Objective: Will you write out all the entries below exactly?

Collection entries:
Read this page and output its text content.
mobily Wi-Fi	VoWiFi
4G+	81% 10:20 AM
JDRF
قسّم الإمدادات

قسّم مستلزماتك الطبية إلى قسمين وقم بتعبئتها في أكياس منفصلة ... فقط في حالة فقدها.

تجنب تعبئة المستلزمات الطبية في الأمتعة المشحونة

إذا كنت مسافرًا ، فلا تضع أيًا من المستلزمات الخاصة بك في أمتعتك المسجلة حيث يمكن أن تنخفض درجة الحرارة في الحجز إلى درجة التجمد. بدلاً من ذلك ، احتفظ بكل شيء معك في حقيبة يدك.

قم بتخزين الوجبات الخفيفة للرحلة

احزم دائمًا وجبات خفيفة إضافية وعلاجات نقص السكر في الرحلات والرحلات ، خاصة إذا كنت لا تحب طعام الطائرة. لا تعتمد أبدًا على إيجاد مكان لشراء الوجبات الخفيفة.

Exercise response:
Read this page and output its text content.
mobily Wi-Fi	VoWiFi
4G+	81% 10:20 AM
JDRF
قسّم الإمدادات

قسّم مستلزماتك الطبية إلى قسمين وقم بتعبئتها في أكياس منفصلة ... فقط في حالة فقدها.

تجنب تعبئة المستلزمات الطبية في الأمتعة المشحونة

إذا كنت مسافرًا ، فلا تضع أيًا من المستلزمات الخاصة بك في أمتعتك المسجلة حيث يمكن أن تنخفض درجة الحرارة في الحجز إلى درجة التجمد. بدلاً من ذلك ، احتفظ بكل شيء معك في حقيبة يدك.

قم بتخزين الوجبات الخفيفة للرحلة

احزم دائمًا وجبات خفيفة إضافية وعلاجات نقص السكر في الرحلات والرحلات ، خاصة إذا كنت لا تحب طعام الطائرة. لا تعتمد أبدًا على إيجاد مكان لشراء الوجبات الخفيفة.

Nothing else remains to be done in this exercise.